— begin RECORDS SHOWN —

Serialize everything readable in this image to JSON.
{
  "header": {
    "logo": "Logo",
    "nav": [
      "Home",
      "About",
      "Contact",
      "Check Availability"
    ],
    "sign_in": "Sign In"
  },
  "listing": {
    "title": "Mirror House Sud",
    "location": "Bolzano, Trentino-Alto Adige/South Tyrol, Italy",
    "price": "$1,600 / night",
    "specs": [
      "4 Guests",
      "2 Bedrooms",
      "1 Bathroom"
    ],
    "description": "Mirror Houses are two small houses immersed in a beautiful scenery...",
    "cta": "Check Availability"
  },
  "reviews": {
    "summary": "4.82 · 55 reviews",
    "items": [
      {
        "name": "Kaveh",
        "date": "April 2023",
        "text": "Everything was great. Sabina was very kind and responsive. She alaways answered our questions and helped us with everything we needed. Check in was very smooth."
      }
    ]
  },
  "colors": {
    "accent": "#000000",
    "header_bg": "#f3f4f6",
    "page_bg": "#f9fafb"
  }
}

— end RECORDS SHOWN —

» WRITTEN TASK: Copy each line that contains the word "Mirror".

» REPLY:
    "title": "Mirror House Sud",
    "description": "Mirror Houses are two small houses immersed in a beautiful scenery...",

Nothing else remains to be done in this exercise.